- [Exercise]: Identify and pull out each line of the entries in which "Memory" occurs.

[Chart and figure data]
════════════════

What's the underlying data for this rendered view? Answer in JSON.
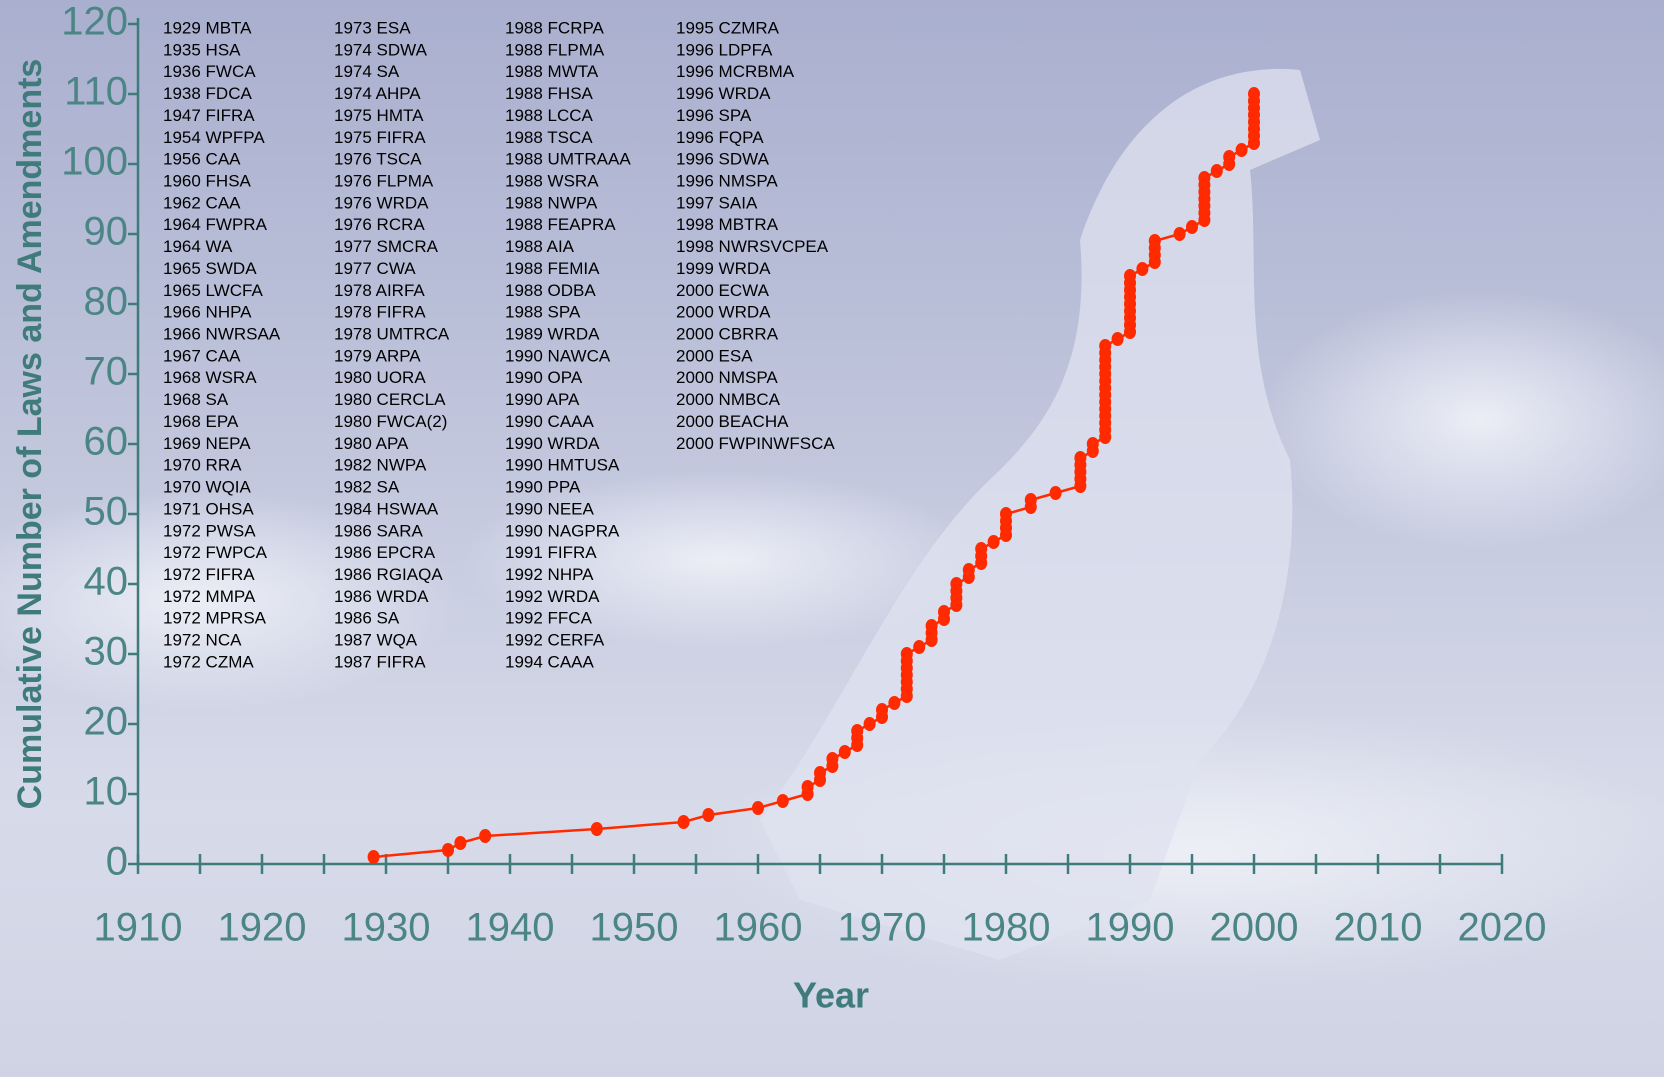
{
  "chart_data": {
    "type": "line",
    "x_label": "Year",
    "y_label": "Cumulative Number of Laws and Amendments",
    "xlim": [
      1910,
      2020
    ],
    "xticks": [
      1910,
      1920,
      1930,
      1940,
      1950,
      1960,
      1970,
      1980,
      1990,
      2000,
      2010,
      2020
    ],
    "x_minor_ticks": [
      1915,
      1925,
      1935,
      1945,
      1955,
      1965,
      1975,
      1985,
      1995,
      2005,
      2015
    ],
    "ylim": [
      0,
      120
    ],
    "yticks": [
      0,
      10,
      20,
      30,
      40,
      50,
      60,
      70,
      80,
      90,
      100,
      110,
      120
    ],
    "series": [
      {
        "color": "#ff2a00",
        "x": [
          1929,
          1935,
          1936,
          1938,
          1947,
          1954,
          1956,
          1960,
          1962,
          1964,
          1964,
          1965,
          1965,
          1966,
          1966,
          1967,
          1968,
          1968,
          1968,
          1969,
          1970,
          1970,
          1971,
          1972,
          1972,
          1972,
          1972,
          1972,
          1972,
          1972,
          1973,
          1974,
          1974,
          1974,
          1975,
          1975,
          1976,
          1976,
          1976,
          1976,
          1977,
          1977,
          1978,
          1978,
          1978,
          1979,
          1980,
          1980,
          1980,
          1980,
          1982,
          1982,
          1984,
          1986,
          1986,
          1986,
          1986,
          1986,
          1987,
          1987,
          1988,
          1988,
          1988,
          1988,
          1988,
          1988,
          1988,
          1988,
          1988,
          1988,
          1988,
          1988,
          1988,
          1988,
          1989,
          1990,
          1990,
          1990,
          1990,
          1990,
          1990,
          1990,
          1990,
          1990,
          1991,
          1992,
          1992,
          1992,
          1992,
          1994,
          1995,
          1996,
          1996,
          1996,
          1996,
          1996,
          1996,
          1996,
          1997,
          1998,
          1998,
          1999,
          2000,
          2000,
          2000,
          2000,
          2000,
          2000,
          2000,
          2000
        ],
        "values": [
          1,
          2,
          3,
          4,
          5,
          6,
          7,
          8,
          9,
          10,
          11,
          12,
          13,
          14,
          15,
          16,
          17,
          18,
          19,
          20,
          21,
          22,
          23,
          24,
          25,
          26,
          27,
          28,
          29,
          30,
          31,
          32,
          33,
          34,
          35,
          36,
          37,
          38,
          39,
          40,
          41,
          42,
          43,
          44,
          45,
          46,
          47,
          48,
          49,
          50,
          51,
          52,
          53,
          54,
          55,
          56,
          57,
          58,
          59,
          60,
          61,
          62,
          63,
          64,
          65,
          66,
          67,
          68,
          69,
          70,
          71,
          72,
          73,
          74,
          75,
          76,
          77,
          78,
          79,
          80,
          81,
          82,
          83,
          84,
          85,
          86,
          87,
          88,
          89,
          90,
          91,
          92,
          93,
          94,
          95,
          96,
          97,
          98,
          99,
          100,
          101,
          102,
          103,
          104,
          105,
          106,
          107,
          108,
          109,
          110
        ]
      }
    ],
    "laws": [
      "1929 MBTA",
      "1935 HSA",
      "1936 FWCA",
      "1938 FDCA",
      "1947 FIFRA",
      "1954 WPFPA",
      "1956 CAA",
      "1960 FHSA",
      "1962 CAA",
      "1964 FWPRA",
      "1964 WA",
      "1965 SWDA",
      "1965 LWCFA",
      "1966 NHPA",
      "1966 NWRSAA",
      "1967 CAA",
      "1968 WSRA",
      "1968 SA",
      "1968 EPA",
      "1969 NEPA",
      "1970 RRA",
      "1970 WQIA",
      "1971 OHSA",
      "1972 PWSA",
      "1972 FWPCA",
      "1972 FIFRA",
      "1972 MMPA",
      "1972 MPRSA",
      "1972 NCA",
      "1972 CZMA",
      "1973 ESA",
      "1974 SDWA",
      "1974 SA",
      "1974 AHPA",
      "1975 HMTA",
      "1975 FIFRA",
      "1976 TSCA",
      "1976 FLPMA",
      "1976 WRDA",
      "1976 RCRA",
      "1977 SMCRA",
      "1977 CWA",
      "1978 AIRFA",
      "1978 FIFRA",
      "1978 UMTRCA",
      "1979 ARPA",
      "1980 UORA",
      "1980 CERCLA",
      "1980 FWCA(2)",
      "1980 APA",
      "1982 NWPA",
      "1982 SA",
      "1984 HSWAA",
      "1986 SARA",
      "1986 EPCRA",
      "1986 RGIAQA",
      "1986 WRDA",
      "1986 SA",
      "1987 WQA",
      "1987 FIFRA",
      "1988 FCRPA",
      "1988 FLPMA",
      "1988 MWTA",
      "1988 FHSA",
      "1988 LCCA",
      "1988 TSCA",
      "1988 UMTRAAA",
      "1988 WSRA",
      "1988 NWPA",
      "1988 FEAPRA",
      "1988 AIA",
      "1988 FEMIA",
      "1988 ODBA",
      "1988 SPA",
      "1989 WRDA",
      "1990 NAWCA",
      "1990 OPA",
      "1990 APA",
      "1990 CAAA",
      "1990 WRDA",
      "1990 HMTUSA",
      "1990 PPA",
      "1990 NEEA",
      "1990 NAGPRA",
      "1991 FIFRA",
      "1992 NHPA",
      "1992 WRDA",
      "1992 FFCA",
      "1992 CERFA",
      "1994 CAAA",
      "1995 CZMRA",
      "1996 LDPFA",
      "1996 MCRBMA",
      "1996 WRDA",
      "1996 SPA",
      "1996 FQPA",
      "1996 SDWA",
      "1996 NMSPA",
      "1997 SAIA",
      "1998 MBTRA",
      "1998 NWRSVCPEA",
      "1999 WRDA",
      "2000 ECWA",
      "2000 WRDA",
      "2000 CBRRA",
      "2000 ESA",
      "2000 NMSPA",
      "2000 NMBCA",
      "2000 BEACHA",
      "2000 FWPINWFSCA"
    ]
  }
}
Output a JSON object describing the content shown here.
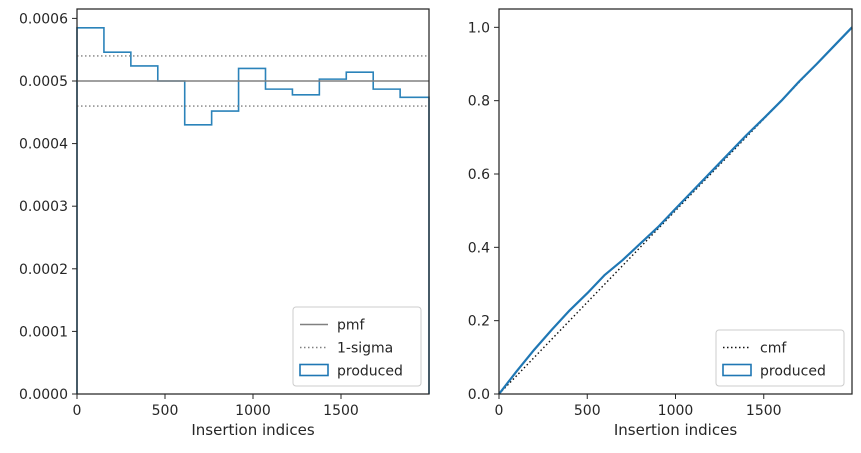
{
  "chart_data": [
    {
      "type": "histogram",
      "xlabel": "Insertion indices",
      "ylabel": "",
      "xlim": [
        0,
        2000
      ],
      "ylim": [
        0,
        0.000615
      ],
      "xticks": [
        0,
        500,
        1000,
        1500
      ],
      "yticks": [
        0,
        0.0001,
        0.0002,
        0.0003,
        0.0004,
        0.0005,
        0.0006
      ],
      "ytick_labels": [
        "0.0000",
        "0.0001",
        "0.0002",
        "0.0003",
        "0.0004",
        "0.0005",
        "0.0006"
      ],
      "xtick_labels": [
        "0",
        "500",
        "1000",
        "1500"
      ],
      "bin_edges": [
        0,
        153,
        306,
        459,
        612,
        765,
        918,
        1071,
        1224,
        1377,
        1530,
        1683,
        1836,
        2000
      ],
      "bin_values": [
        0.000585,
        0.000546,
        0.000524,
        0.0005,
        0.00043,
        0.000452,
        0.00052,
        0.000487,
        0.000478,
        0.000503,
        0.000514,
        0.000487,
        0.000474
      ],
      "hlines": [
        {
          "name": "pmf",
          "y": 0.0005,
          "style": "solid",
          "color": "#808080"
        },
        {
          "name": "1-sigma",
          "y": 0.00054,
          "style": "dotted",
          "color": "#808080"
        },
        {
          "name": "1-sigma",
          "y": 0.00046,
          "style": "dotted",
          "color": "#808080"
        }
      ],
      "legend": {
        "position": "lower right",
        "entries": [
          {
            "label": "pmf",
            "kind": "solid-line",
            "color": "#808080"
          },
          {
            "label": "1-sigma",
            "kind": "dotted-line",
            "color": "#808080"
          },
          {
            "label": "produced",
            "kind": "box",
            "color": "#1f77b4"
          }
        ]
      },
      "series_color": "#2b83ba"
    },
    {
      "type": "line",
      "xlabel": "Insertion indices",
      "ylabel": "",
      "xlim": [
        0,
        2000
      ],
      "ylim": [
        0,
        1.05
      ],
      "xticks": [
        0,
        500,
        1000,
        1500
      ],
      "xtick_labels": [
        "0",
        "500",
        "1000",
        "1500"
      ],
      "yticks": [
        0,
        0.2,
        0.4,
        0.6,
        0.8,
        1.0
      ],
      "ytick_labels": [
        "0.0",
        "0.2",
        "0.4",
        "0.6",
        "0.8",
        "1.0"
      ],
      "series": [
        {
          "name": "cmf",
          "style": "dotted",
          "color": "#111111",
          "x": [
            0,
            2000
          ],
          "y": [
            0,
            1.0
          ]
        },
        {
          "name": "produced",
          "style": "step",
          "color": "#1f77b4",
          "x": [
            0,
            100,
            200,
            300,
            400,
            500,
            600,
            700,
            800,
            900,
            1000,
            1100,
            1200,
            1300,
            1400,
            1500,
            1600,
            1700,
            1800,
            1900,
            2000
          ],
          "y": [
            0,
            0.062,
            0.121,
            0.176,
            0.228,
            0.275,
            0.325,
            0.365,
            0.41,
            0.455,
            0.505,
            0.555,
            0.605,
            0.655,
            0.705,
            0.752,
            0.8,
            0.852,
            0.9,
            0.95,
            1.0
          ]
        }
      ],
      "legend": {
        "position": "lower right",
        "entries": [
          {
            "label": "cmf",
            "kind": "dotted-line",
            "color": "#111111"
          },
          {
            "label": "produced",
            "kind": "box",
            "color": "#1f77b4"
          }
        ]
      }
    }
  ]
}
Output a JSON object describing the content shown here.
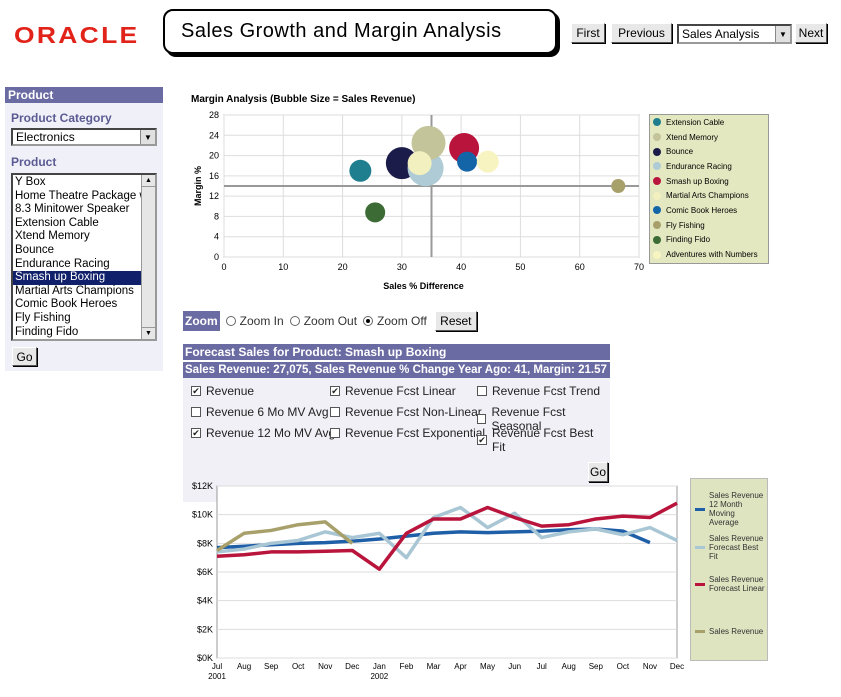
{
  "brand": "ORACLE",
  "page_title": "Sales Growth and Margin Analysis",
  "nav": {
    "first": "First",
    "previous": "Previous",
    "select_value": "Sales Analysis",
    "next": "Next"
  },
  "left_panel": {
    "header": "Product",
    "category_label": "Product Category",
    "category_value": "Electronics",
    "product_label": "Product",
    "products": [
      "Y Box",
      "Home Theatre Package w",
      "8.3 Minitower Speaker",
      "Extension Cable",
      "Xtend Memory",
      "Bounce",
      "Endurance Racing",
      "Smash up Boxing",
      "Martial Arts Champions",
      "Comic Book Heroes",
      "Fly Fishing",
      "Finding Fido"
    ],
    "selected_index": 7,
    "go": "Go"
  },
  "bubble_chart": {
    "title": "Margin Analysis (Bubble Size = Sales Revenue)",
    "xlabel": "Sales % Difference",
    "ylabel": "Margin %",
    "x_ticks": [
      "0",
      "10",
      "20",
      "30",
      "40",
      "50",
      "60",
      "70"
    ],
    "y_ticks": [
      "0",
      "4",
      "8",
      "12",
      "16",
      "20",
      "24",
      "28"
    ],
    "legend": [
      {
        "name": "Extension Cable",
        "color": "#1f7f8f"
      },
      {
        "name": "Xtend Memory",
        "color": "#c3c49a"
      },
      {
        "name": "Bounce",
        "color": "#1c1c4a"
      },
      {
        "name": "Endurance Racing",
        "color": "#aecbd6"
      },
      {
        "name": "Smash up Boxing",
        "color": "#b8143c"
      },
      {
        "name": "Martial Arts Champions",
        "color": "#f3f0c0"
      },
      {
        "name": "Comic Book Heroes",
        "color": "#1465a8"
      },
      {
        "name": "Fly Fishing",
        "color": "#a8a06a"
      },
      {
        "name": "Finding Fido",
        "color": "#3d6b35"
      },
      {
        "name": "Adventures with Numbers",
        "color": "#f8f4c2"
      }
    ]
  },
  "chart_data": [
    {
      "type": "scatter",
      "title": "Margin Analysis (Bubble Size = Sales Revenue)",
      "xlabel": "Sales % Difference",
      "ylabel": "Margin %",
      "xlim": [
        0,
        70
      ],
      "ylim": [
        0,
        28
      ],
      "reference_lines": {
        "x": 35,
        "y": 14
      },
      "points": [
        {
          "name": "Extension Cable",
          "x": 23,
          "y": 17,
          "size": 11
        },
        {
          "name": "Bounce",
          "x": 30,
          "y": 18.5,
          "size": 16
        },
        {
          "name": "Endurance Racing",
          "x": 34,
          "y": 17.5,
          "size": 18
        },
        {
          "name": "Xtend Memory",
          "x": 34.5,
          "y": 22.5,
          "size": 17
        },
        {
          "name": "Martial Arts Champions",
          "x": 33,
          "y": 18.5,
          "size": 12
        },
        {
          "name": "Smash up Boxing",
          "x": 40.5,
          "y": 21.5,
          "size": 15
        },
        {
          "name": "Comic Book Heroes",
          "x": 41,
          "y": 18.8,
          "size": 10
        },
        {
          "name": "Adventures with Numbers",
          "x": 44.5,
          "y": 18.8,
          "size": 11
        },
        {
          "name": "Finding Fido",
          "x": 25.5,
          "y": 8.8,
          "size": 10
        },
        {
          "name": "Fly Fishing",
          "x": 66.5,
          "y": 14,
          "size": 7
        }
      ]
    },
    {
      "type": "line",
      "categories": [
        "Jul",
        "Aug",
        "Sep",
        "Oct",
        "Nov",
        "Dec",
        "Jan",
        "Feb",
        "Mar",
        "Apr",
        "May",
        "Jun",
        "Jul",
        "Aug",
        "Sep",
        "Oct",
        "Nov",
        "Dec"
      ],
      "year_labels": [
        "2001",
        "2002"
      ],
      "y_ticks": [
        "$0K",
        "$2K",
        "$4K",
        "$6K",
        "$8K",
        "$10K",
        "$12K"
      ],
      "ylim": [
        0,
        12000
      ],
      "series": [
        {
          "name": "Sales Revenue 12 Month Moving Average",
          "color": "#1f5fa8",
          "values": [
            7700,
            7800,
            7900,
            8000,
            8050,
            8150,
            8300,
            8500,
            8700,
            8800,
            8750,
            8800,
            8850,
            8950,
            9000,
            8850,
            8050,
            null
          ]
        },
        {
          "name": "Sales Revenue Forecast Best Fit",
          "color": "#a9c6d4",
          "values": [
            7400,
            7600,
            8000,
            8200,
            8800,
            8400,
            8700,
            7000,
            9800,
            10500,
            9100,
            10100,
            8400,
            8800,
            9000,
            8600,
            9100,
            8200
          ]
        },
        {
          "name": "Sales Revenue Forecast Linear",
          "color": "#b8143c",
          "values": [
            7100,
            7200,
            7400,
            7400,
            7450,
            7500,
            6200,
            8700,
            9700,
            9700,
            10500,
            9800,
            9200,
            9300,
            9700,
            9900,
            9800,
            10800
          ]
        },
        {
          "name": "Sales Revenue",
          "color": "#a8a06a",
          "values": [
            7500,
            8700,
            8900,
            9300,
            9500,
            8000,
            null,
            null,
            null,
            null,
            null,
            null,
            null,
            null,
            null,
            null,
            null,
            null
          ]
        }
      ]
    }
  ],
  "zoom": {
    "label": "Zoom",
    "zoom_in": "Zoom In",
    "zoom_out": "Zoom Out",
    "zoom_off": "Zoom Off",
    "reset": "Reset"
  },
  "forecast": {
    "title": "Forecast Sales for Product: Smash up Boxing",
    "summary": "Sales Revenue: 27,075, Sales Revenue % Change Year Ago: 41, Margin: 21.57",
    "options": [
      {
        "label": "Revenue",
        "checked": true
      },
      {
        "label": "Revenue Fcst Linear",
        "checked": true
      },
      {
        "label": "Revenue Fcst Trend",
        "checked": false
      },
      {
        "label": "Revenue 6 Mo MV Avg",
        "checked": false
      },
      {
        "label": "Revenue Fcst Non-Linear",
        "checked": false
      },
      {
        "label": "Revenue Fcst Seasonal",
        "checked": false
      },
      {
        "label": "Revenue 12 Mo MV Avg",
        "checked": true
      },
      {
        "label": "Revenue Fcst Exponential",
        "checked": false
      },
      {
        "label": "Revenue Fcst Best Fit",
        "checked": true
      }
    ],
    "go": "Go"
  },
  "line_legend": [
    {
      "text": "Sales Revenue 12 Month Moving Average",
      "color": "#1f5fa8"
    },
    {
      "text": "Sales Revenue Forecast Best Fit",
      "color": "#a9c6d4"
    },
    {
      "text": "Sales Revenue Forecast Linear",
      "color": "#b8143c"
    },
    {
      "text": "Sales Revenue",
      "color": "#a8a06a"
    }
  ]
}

════════════════

- [Task solution]:
      "Xtend Memory",
        "name": "Xtend Memory",
          "name": "Xtend Memory",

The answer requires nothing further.